(Data listing)
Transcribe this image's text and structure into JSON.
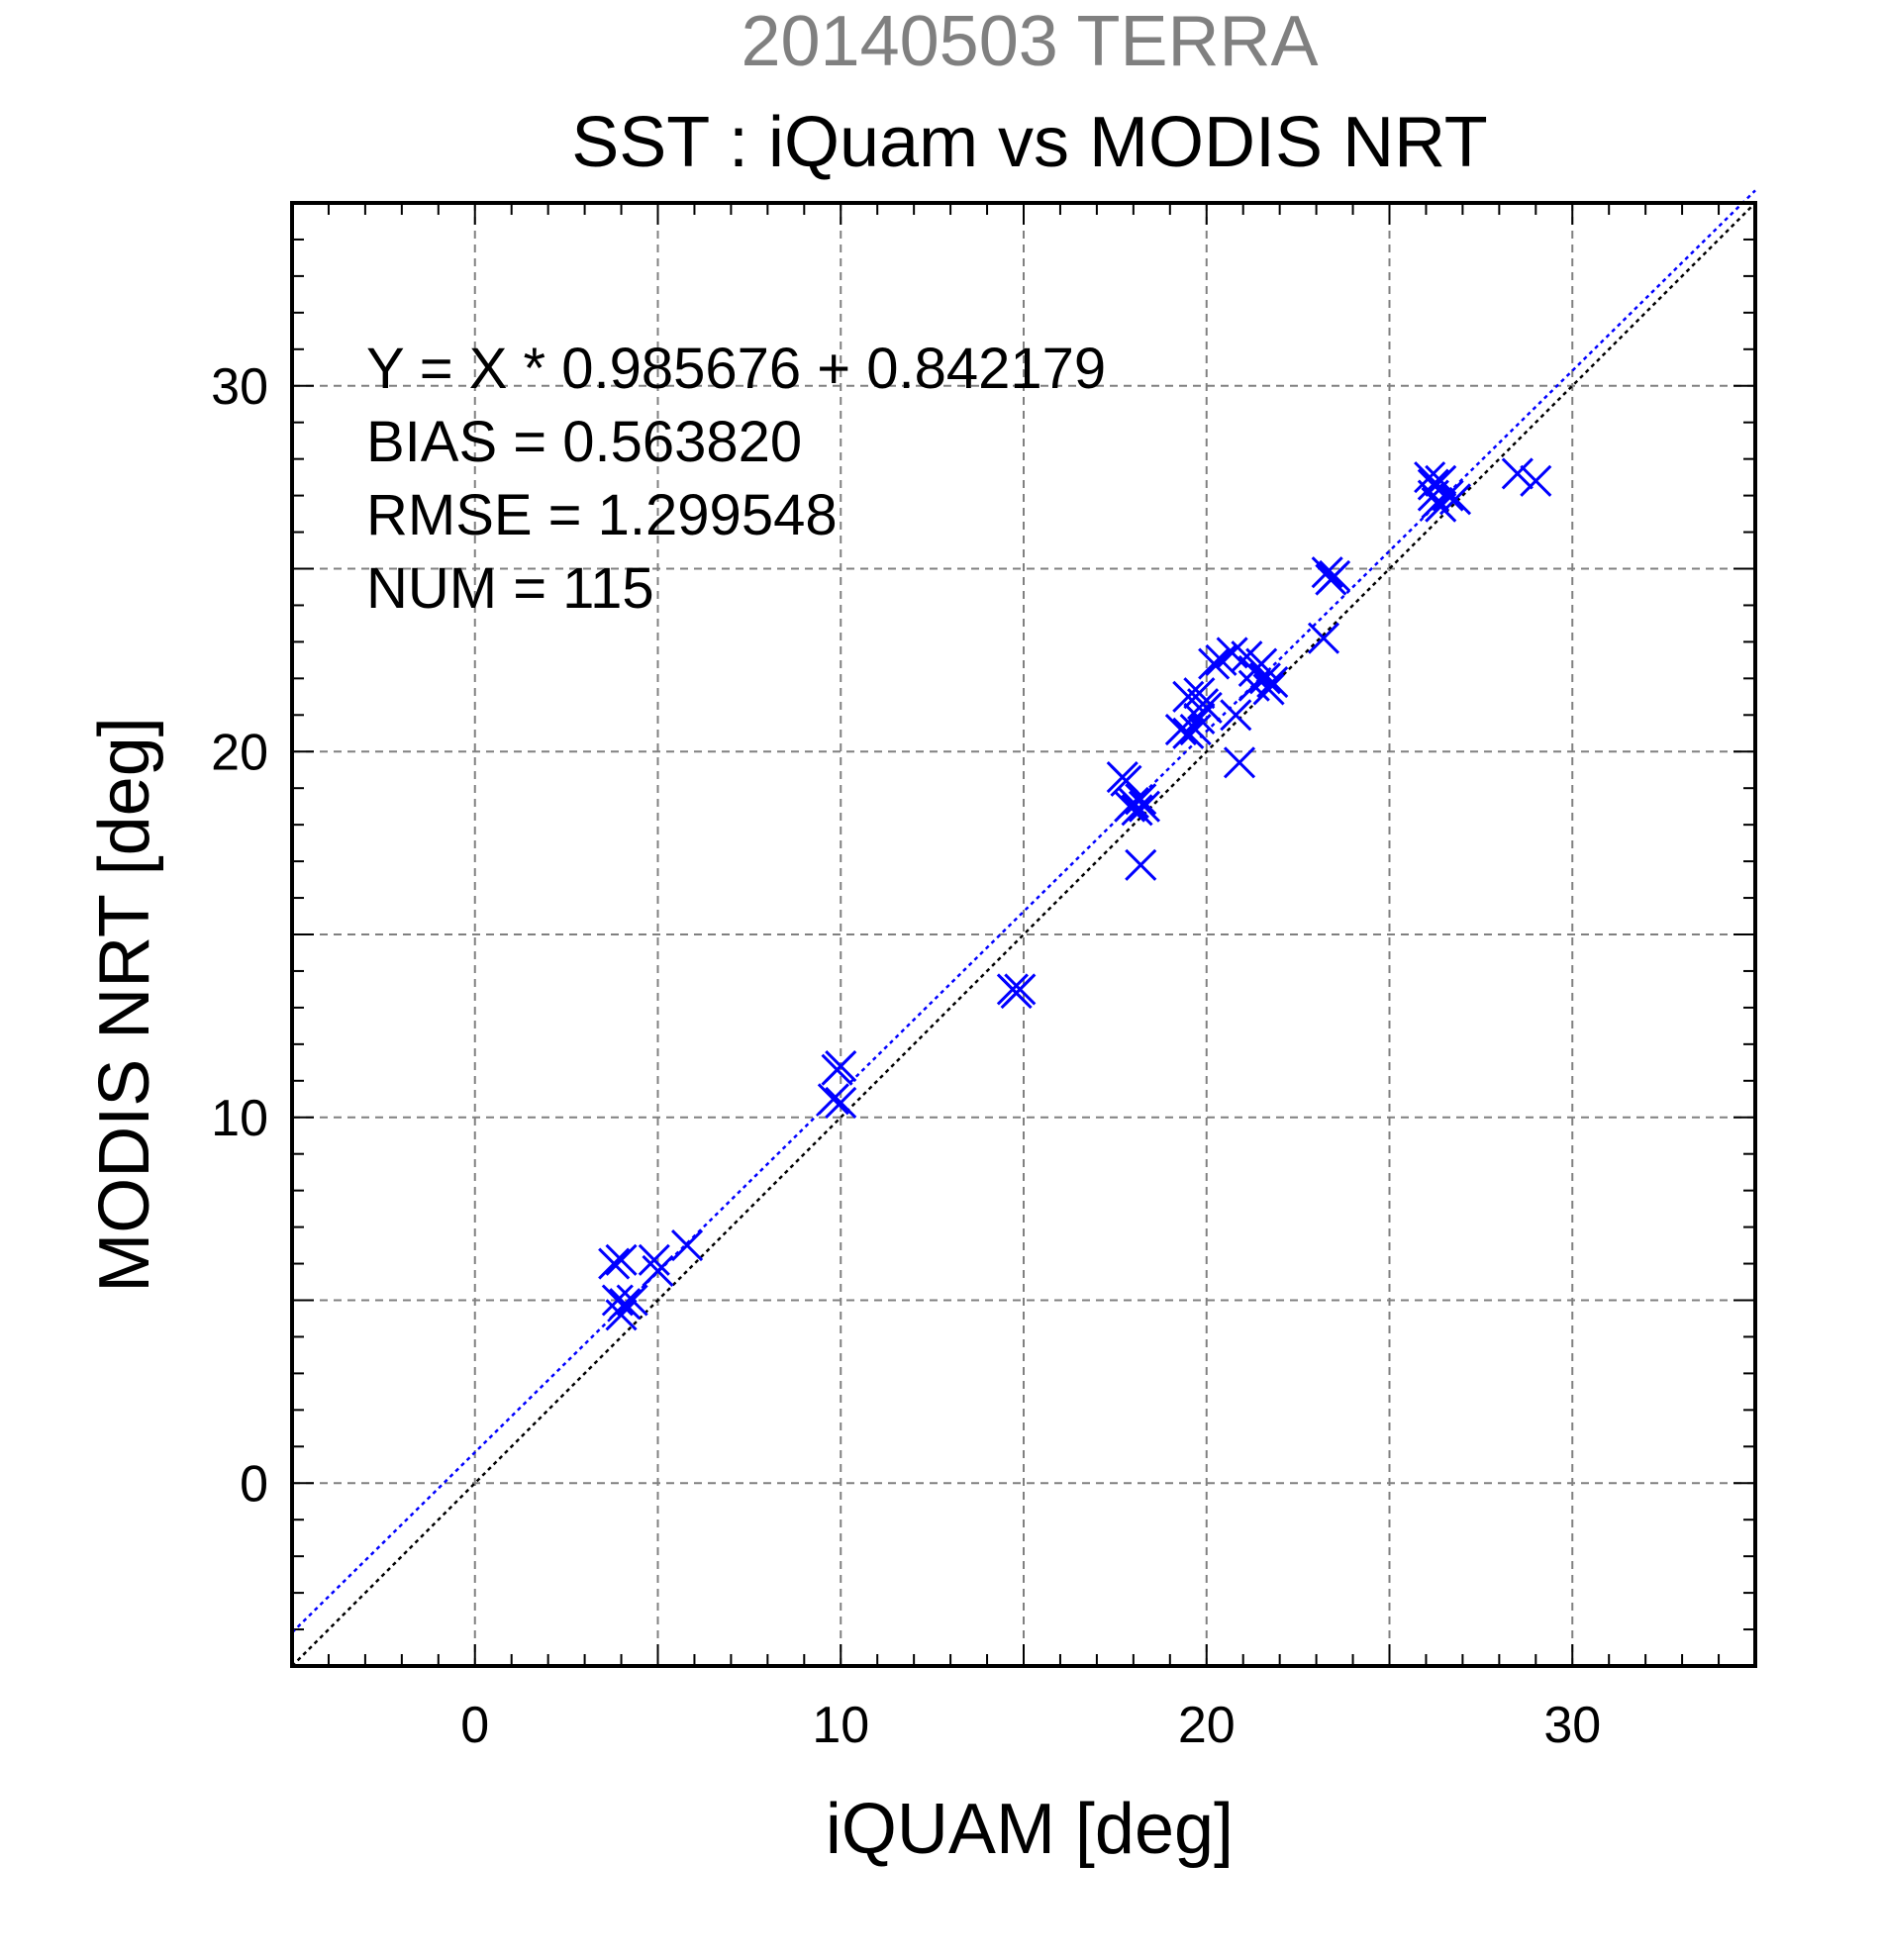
{
  "chart_data": {
    "type": "scatter",
    "title": "SST : iQuam vs MODIS NRT",
    "subtitle": "20140503 TERRA",
    "xlabel": "iQUAM [deg]",
    "ylabel": "MODIS NRT [deg]",
    "xlim": [
      -5,
      35
    ],
    "ylim": [
      -5,
      35
    ],
    "xticks": [
      "0",
      "10",
      "20",
      "30"
    ],
    "yticks": [
      "0",
      "10",
      "20",
      "30"
    ],
    "grid": true,
    "stats": [
      "Y = X * 0.985676 + 0.842179",
      "BIAS = 0.563820",
      "RMSE = 1.299548",
      "NUM = 115"
    ],
    "lines": [
      {
        "slope": 1.0,
        "intercept": 0.0,
        "color": "#000000",
        "style": "dotted"
      },
      {
        "slope": 0.985676,
        "intercept": 0.842179,
        "color": "#0000ff",
        "style": "dotted"
      }
    ],
    "marker_color": "#0000ff",
    "points": [
      [
        3.8,
        6.0
      ],
      [
        4.0,
        6.1
      ],
      [
        3.9,
        5.0
      ],
      [
        4.1,
        4.9
      ],
      [
        4.0,
        4.6
      ],
      [
        4.3,
        5.0
      ],
      [
        4.9,
        6.1
      ],
      [
        5.0,
        5.8
      ],
      [
        5.8,
        6.5
      ],
      [
        9.9,
        11.3
      ],
      [
        10.0,
        11.4
      ],
      [
        9.8,
        10.5
      ],
      [
        10.0,
        10.4
      ],
      [
        14.7,
        13.5
      ],
      [
        14.9,
        13.5
      ],
      [
        14.8,
        13.4
      ],
      [
        17.7,
        19.3
      ],
      [
        17.8,
        19.2
      ],
      [
        17.9,
        18.5
      ],
      [
        18.0,
        18.6
      ],
      [
        18.2,
        18.7
      ],
      [
        18.3,
        18.5
      ],
      [
        18.1,
        18.4
      ],
      [
        18.2,
        16.9
      ],
      [
        19.3,
        20.6
      ],
      [
        19.5,
        20.5
      ],
      [
        19.7,
        20.6
      ],
      [
        19.5,
        21.5
      ],
      [
        19.8,
        21.6
      ],
      [
        19.9,
        21.3
      ],
      [
        20.0,
        21.2
      ],
      [
        19.8,
        20.9
      ],
      [
        20.2,
        22.4
      ],
      [
        20.4,
        22.5
      ],
      [
        20.7,
        22.7
      ],
      [
        20.8,
        21.0
      ],
      [
        20.9,
        19.7
      ],
      [
        21.1,
        22.6
      ],
      [
        21.3,
        22.2
      ],
      [
        21.5,
        22.4
      ],
      [
        21.3,
        21.8
      ],
      [
        21.6,
        22.0
      ],
      [
        21.7,
        21.7
      ],
      [
        21.8,
        21.9
      ],
      [
        23.3,
        24.9
      ],
      [
        23.5,
        24.8
      ],
      [
        23.4,
        24.7
      ],
      [
        23.2,
        23.1
      ],
      [
        26.1,
        27.5
      ],
      [
        26.2,
        27.3
      ],
      [
        26.4,
        27.4
      ],
      [
        26.2,
        27.0
      ],
      [
        26.3,
        26.8
      ],
      [
        26.4,
        26.7
      ],
      [
        26.6,
        27.0
      ],
      [
        26.8,
        26.9
      ],
      [
        28.5,
        27.6
      ],
      [
        29.0,
        27.4
      ]
    ]
  }
}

▸ **EXERCISE DESCRIPTION**: Omit the pictures, then quote the rest of the material above exactly.

▸ **WORKED SOLUTION**:
Transcribe this image's text and structure into JSON.
{
  "chart_data": {
    "type": "scatter",
    "title": "SST : iQuam vs MODIS NRT",
    "subtitle": "20140503 TERRA",
    "xlabel": "iQUAM [deg]",
    "ylabel": "MODIS NRT [deg]",
    "xlim": [
      -5,
      35
    ],
    "ylim": [
      -5,
      35
    ],
    "xticks": [
      "0",
      "10",
      "20",
      "30"
    ],
    "yticks": [
      "0",
      "10",
      "20",
      "30"
    ],
    "grid": true,
    "stats": [
      "Y = X * 0.985676 + 0.842179",
      "BIAS = 0.563820",
      "RMSE = 1.299548",
      "NUM = 115"
    ],
    "lines": [
      {
        "slope": 1.0,
        "intercept": 0.0,
        "color": "#000000",
        "style": "dotted"
      },
      {
        "slope": 0.985676,
        "intercept": 0.842179,
        "color": "#0000ff",
        "style": "dotted"
      }
    ],
    "marker_color": "#0000ff",
    "points": [
      [
        3.8,
        6.0
      ],
      [
        4.0,
        6.1
      ],
      [
        3.9,
        5.0
      ],
      [
        4.1,
        4.9
      ],
      [
        4.0,
        4.6
      ],
      [
        4.3,
        5.0
      ],
      [
        4.9,
        6.1
      ],
      [
        5.0,
        5.8
      ],
      [
        5.8,
        6.5
      ],
      [
        9.9,
        11.3
      ],
      [
        10.0,
        11.4
      ],
      [
        9.8,
        10.5
      ],
      [
        10.0,
        10.4
      ],
      [
        14.7,
        13.5
      ],
      [
        14.9,
        13.5
      ],
      [
        14.8,
        13.4
      ],
      [
        17.7,
        19.3
      ],
      [
        17.8,
        19.2
      ],
      [
        17.9,
        18.5
      ],
      [
        18.0,
        18.6
      ],
      [
        18.2,
        18.7
      ],
      [
        18.3,
        18.5
      ],
      [
        18.1,
        18.4
      ],
      [
        18.2,
        16.9
      ],
      [
        19.3,
        20.6
      ],
      [
        19.5,
        20.5
      ],
      [
        19.7,
        20.6
      ],
      [
        19.5,
        21.5
      ],
      [
        19.8,
        21.6
      ],
      [
        19.9,
        21.3
      ],
      [
        20.0,
        21.2
      ],
      [
        19.8,
        20.9
      ],
      [
        20.2,
        22.4
      ],
      [
        20.4,
        22.5
      ],
      [
        20.7,
        22.7
      ],
      [
        20.8,
        21.0
      ],
      [
        20.9,
        19.7
      ],
      [
        21.1,
        22.6
      ],
      [
        21.3,
        22.2
      ],
      [
        21.5,
        22.4
      ],
      [
        21.3,
        21.8
      ],
      [
        21.6,
        22.0
      ],
      [
        21.7,
        21.7
      ],
      [
        21.8,
        21.9
      ],
      [
        23.3,
        24.9
      ],
      [
        23.5,
        24.8
      ],
      [
        23.4,
        24.7
      ],
      [
        23.2,
        23.1
      ],
      [
        26.1,
        27.5
      ],
      [
        26.2,
        27.3
      ],
      [
        26.4,
        27.4
      ],
      [
        26.2,
        27.0
      ],
      [
        26.3,
        26.8
      ],
      [
        26.4,
        26.7
      ],
      [
        26.6,
        27.0
      ],
      [
        26.8,
        26.9
      ],
      [
        28.5,
        27.6
      ],
      [
        29.0,
        27.4
      ]
    ]
  }
}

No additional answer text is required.